───── Exercise inputs ─────

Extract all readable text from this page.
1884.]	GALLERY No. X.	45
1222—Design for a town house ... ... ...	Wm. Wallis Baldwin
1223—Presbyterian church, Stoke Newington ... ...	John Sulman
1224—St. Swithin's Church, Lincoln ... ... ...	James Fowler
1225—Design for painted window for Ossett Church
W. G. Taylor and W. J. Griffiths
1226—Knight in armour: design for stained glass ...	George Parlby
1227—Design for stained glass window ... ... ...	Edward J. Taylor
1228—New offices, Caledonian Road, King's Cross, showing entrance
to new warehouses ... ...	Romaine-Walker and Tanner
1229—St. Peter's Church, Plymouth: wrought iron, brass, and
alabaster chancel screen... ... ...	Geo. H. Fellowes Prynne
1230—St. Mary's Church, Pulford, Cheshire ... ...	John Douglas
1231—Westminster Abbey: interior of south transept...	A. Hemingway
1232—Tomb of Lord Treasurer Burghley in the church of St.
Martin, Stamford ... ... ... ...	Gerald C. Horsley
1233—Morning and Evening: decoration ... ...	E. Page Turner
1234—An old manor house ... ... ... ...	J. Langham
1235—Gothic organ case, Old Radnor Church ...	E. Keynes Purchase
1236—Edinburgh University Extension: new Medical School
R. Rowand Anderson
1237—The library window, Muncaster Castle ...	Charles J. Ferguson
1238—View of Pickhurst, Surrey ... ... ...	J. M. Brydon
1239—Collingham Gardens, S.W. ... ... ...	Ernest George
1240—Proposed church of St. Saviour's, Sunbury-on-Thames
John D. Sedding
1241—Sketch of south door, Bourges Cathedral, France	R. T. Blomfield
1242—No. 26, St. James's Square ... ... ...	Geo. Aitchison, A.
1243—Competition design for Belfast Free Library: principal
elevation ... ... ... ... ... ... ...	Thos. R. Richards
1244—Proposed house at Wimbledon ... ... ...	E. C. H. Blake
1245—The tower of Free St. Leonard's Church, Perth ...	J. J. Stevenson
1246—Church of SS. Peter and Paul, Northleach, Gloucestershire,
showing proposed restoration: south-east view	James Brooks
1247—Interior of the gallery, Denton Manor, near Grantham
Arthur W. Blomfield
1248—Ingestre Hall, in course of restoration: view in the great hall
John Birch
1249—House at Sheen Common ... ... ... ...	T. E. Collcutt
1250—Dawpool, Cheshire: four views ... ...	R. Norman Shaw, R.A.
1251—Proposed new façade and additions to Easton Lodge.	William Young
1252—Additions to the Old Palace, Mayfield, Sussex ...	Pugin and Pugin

─────
───── Exercise inputs ─────

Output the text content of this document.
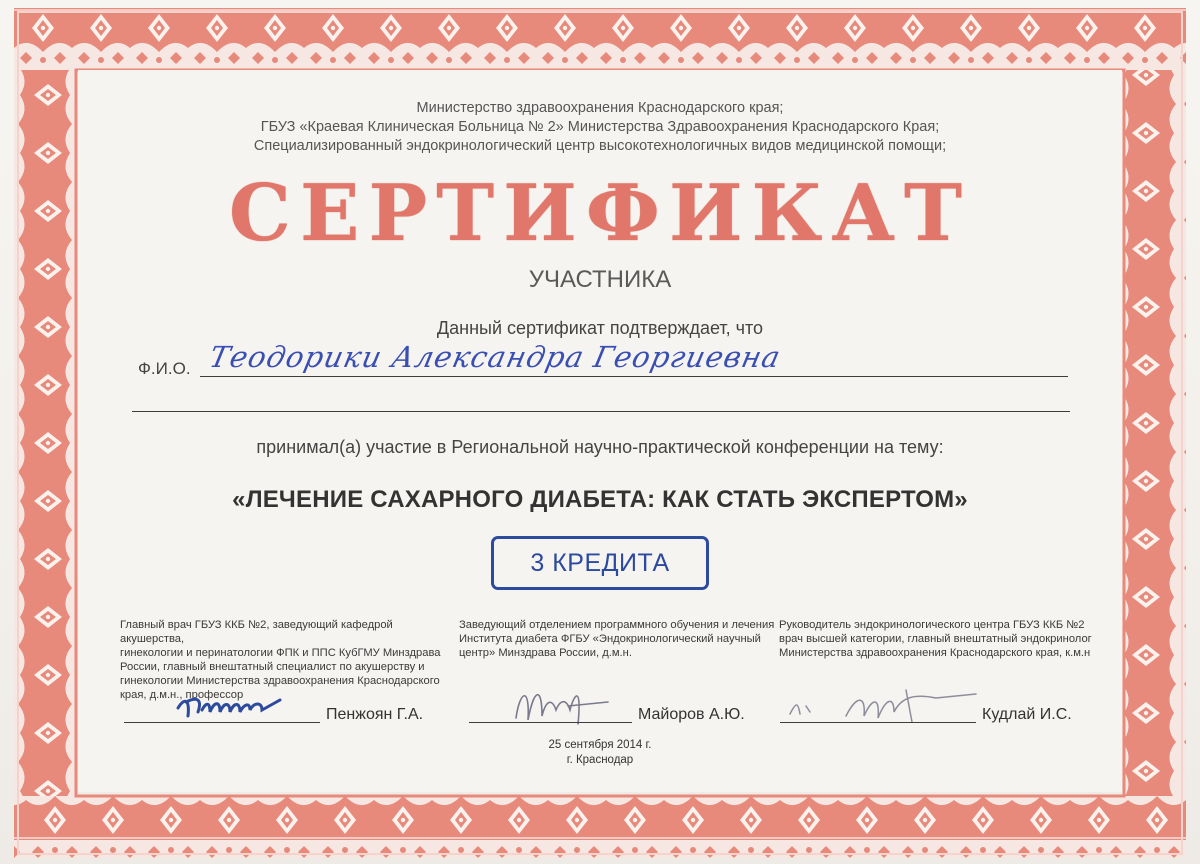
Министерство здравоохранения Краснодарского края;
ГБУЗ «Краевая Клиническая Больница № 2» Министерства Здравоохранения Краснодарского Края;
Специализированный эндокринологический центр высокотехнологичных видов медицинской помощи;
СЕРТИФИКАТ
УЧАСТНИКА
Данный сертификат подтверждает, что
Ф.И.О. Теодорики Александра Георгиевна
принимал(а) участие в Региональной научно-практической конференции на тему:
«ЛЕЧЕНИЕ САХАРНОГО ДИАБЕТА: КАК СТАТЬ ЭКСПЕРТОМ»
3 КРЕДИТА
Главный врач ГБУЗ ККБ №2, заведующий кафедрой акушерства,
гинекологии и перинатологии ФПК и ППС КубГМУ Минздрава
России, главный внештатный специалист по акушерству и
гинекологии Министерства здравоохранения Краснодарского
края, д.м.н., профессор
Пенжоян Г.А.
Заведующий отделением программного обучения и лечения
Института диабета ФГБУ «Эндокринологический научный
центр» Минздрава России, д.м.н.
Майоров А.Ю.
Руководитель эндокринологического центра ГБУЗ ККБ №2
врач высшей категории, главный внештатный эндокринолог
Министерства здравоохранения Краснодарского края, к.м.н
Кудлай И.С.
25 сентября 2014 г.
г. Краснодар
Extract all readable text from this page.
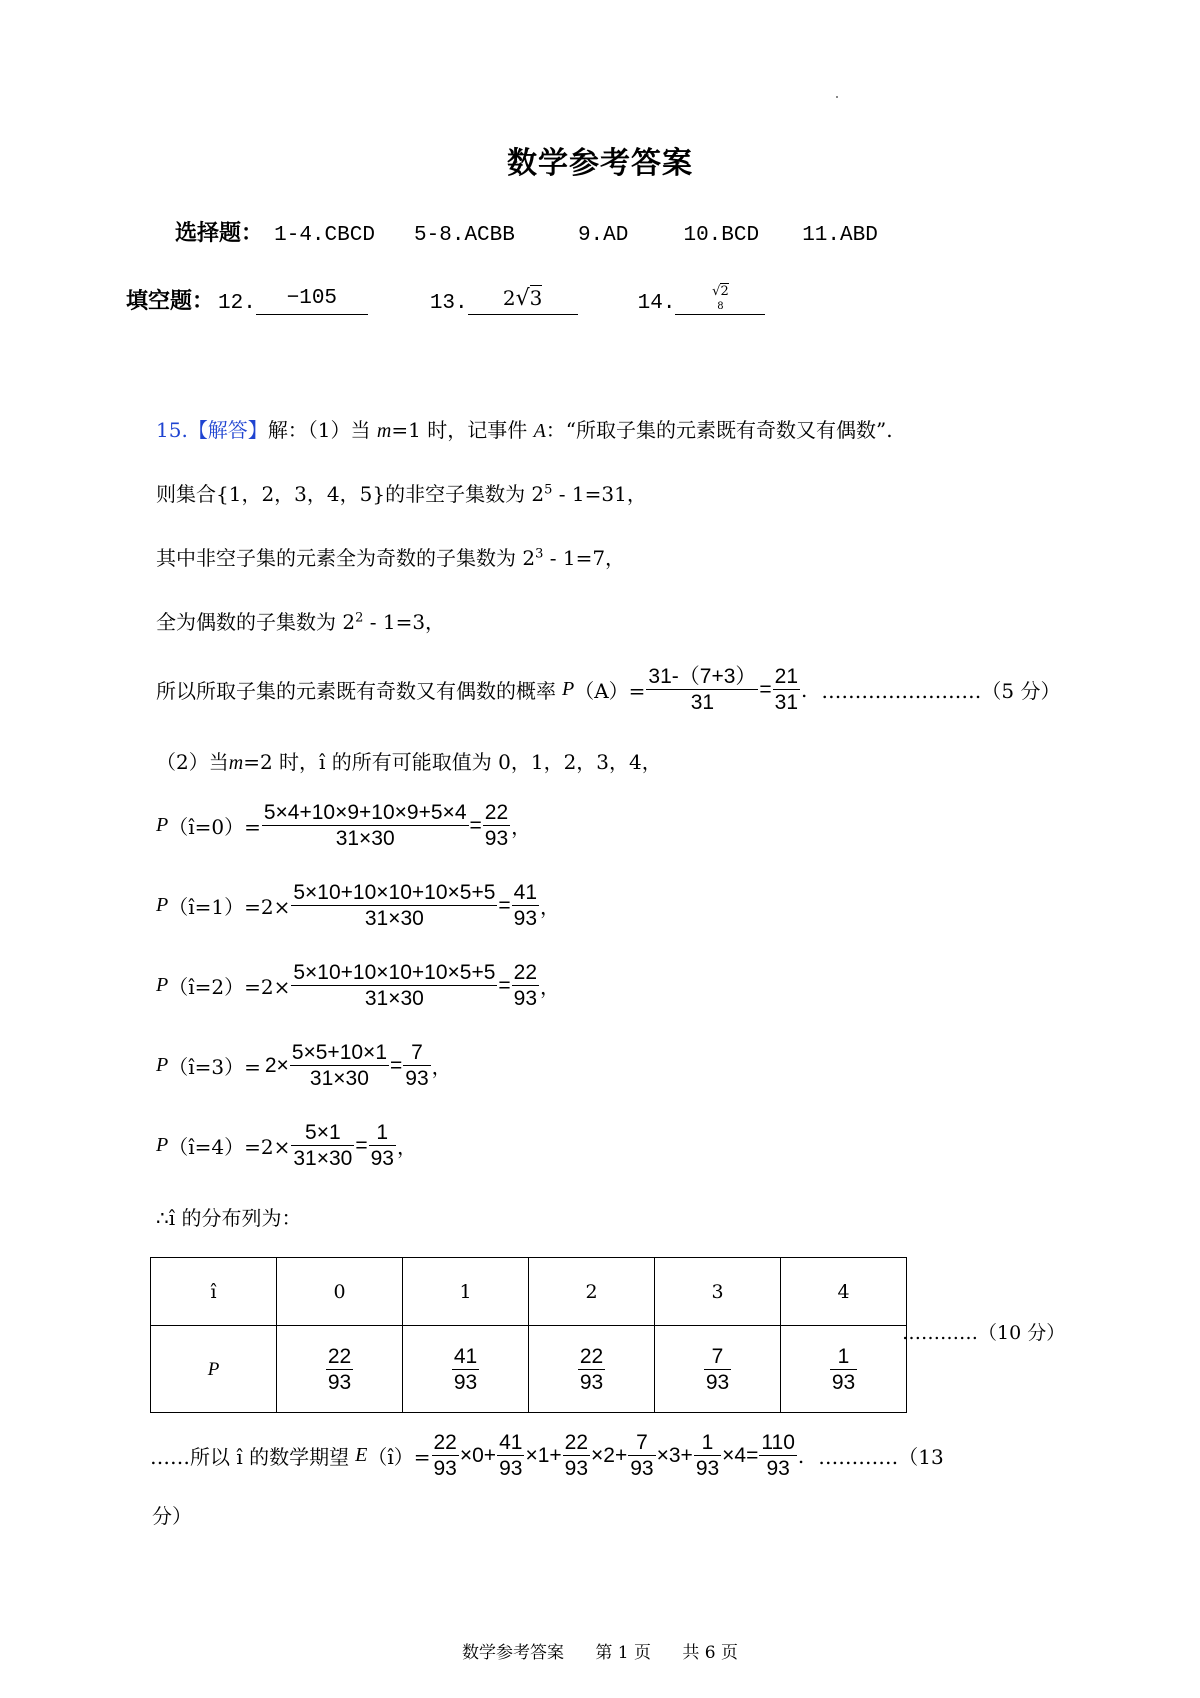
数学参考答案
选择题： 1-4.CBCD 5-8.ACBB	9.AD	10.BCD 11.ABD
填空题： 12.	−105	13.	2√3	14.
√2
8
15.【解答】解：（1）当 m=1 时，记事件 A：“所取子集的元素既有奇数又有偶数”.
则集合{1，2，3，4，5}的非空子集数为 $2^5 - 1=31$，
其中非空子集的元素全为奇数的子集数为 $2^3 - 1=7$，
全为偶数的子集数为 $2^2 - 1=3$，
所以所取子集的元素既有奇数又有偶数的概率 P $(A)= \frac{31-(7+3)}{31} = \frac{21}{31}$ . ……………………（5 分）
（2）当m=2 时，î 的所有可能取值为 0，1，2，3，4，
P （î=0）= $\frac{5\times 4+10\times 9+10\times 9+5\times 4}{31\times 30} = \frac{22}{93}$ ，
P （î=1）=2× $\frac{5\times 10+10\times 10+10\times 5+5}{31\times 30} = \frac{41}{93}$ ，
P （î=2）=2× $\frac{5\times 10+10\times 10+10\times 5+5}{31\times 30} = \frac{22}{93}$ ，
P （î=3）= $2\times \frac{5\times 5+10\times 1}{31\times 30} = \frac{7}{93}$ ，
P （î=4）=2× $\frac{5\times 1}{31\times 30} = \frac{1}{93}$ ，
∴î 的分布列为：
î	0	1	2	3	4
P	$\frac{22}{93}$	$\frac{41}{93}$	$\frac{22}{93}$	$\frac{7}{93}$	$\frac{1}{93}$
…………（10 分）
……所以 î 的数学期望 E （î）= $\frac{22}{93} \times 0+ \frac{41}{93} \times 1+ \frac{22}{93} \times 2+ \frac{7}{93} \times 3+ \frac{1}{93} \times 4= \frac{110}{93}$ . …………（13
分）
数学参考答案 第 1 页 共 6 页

─────

■ What the task requires: In the entries above, find lines with "Краснодарского" and copy each.

■ Result below:
Министерство здравоохранения Краснодарского края;
ГБУЗ «Краевая Клиническая Больница № 2» Министерства Здравоохранения Краснодарского Края;
гинекологии Министерства здравоохранения Краснодарского
Министерства здравоохранения Краснодарского края, к.м.н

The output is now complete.